§ A block of data
----

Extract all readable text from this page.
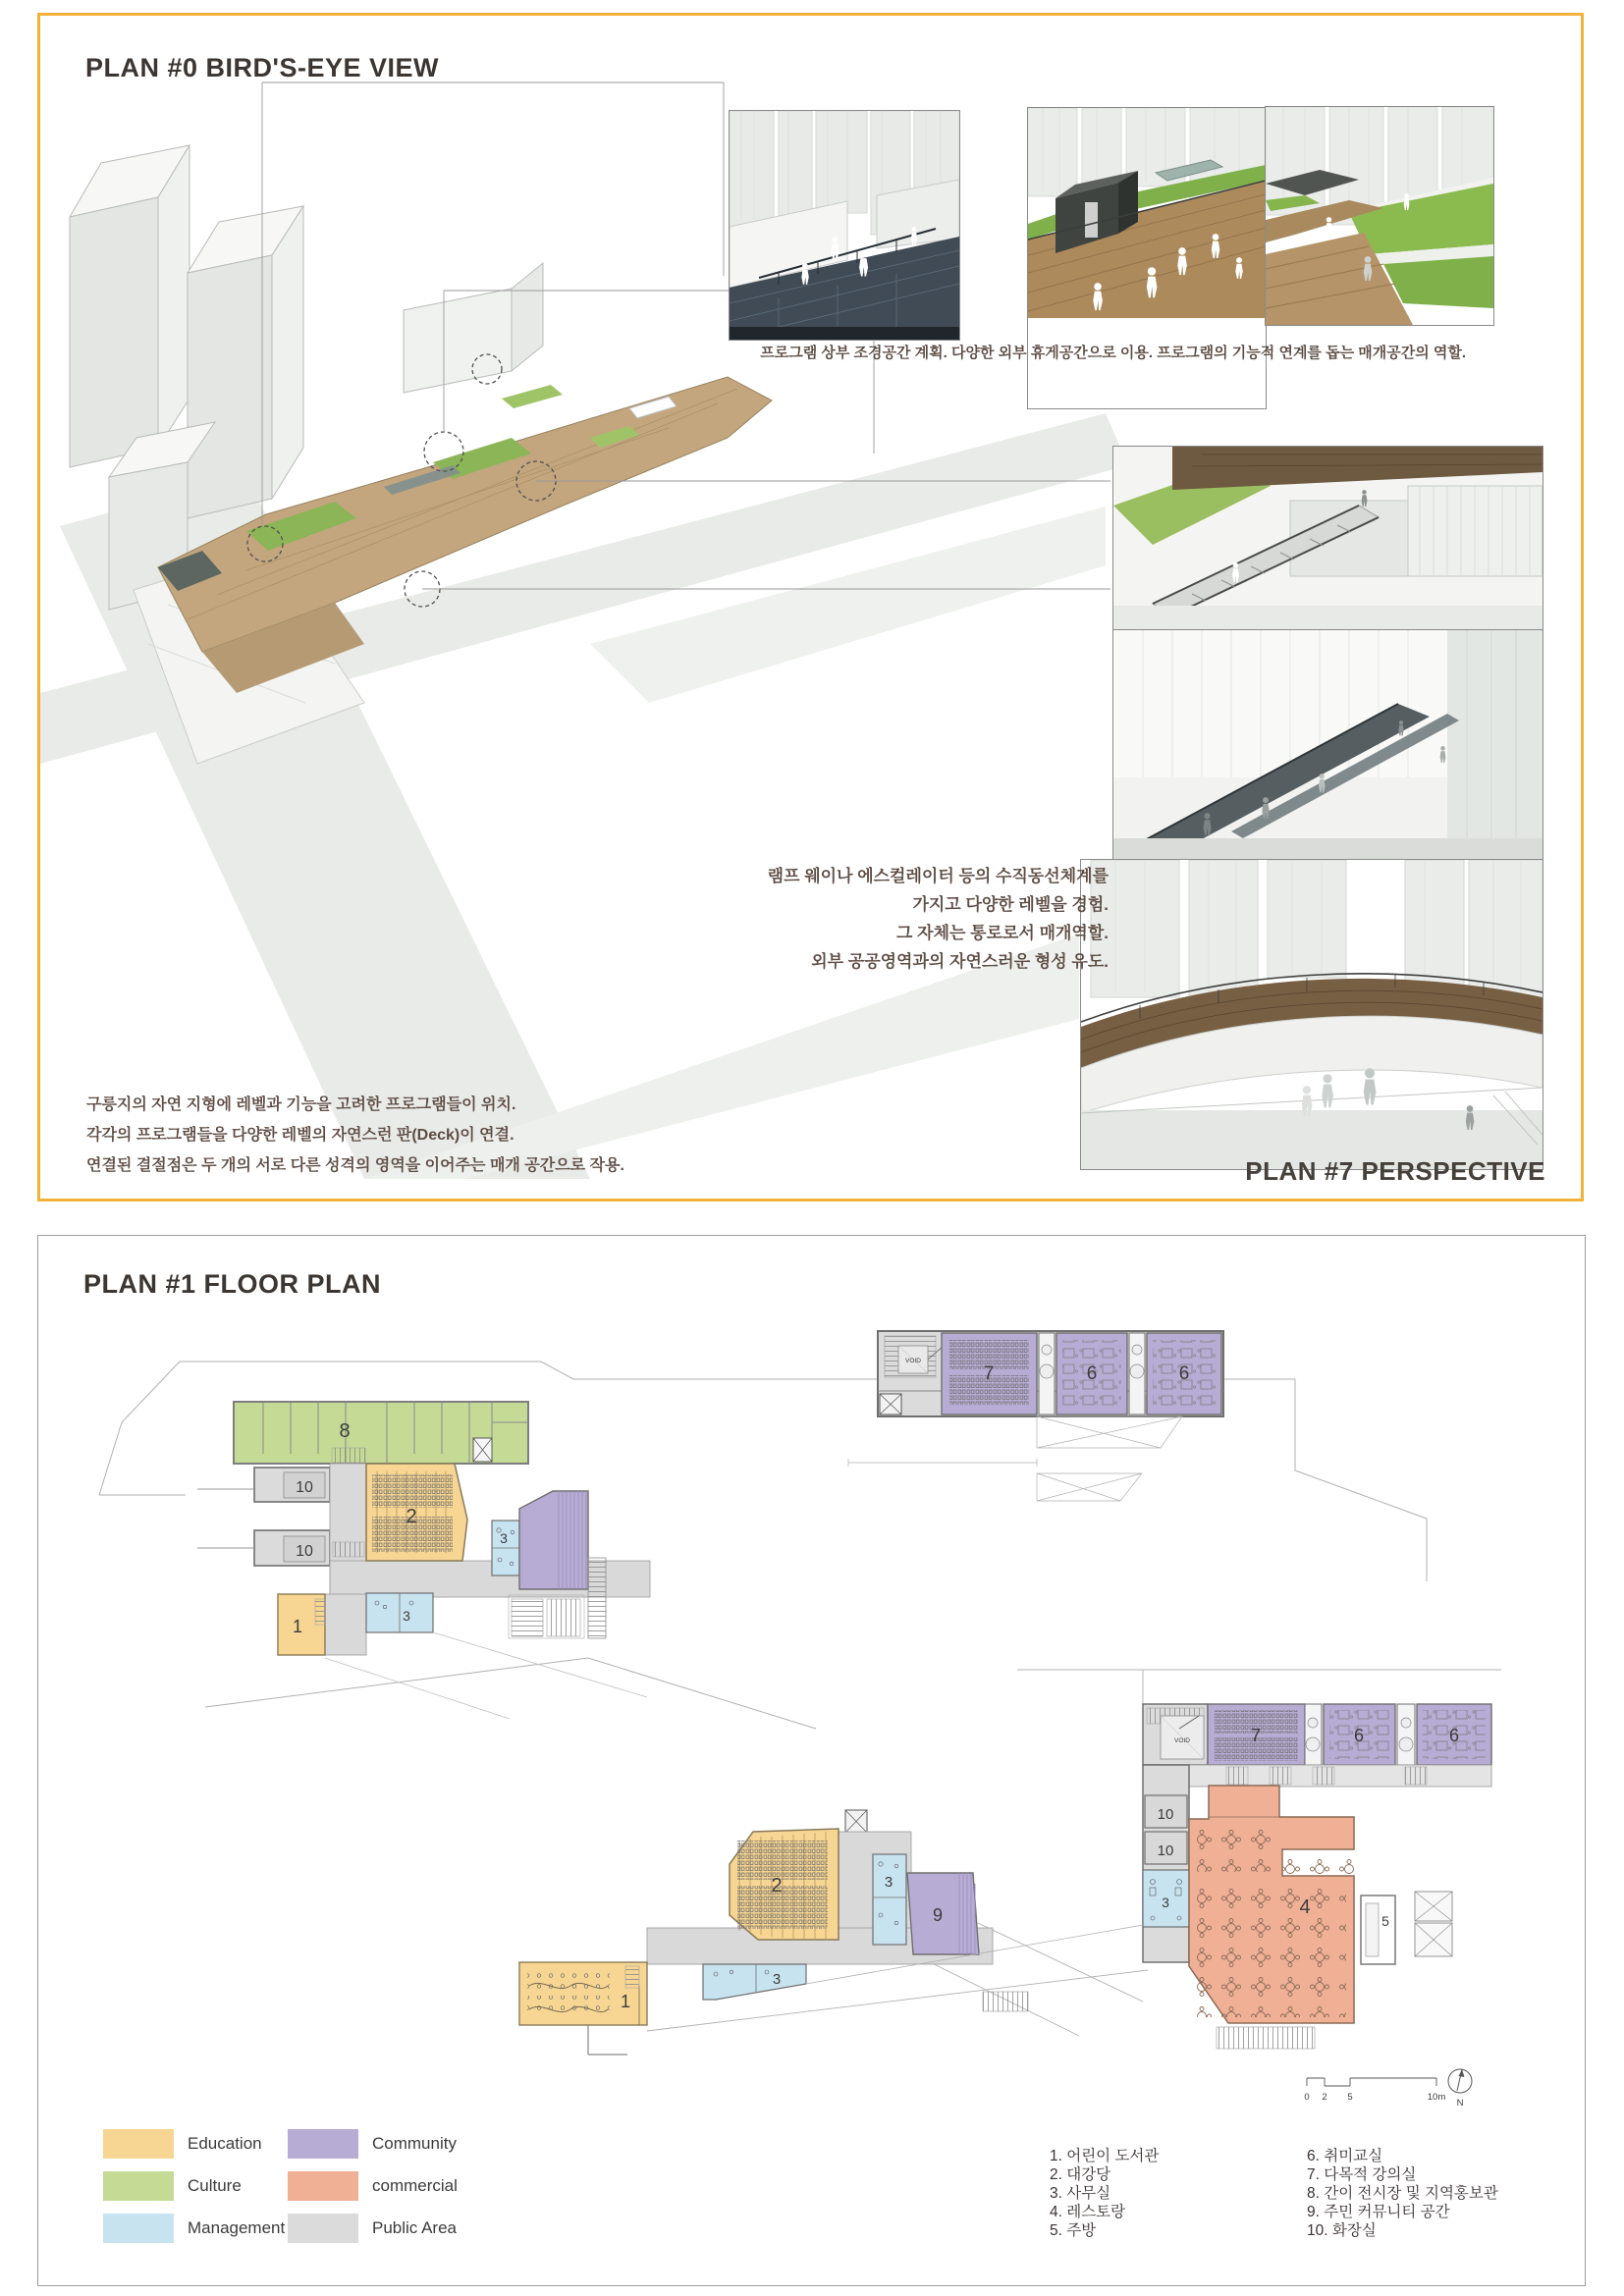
PLAN #0 BIRD'S-EYE VIEW
프로그램 상부 조경공간 계획. 다양한 외부 휴게공간으로 이용. 프로그램의 기능적 연계를 돕는 매개공간의 역할.
램프 웨이나 에스컬레이터 등의 수직동선체계를
가지고 다양한 레벨을 경험.
그 자체는 통로로서 매개역할.
외부 공공영역과의 자연스러운 형성 유도.
구릉지의 자연 지형에 레벨과 기능을 고려한 프로그램들이 위치.
각각의 프로그램들을 다양한 레벨의 자연스런 판(Deck)이 연결.
연결된 결절점은 두 개의 서로 다른 성격의 영역을 이어주는 매개 공간으로 작용.	PLAN #7 PERSPECTIVE
PLAN #1 FLOOR PLAN
VOID
7	6	6
8
10
10
2
3
1
3
VOID	7	6	6
10
10
3	4
5
2	3
9
1
3
0 2 5	10m
N
Education	Community
Culture	commercial
Management	Public Area
1. 어린이 도서관
2. 대강당
3. 사무실
4. 레스토랑
5. 주방
6. 취미교실
7. 다목적 강의실
8. 간이 전시장 및 지역홍보관
9. 주민 커뮤니티 공간
10. 화장실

----

§ SHORT PROBLEM
Pictures excluded, quote all the data above exactly.

§ REPLY TO THE EXERCISE
Extract all readable text from this page.
PLAN #0 BIRD'S-EYE VIEW
프로그램 상부 조경공간 계획. 다양한 외부 휴게공간으로 이용. 프로그램의 기능적 연계를 돕는 매개공간의 역할.
램프 웨이나 에스컬레이터 등의 수직동선체계를
가지고 다양한 레벨을 경험.
그 자체는 통로로서 매개역할.
외부 공공영역과의 자연스러운 형성 유도.
구릉지의 자연 지형에 레벨과 기능을 고려한 프로그램들이 위치.
각각의 프로그램들을 다양한 레벨의 자연스런 판(Deck)이 연결.
연결된 결절점은 두 개의 서로 다른 성격의 영역을 이어주는 매개 공간으로 작용.	PLAN #7 PERSPECTIVE
PLAN #1 FLOOR PLAN
VOID
7	6	6
8
10
10
2
3
1
3
VOID	7	6	6
10
10
3	4
5
2	3
9
1
3
0 2 5	10m
N
Education	Community
Culture	commercial
Management	Public Area
1. 어린이 도서관
2. 대강당
3. 사무실
4. 레스토랑
5. 주방
6. 취미교실
7. 다목적 강의실
8. 간이 전시장 및 지역홍보관
9. 주민 커뮤니티 공간
10. 화장실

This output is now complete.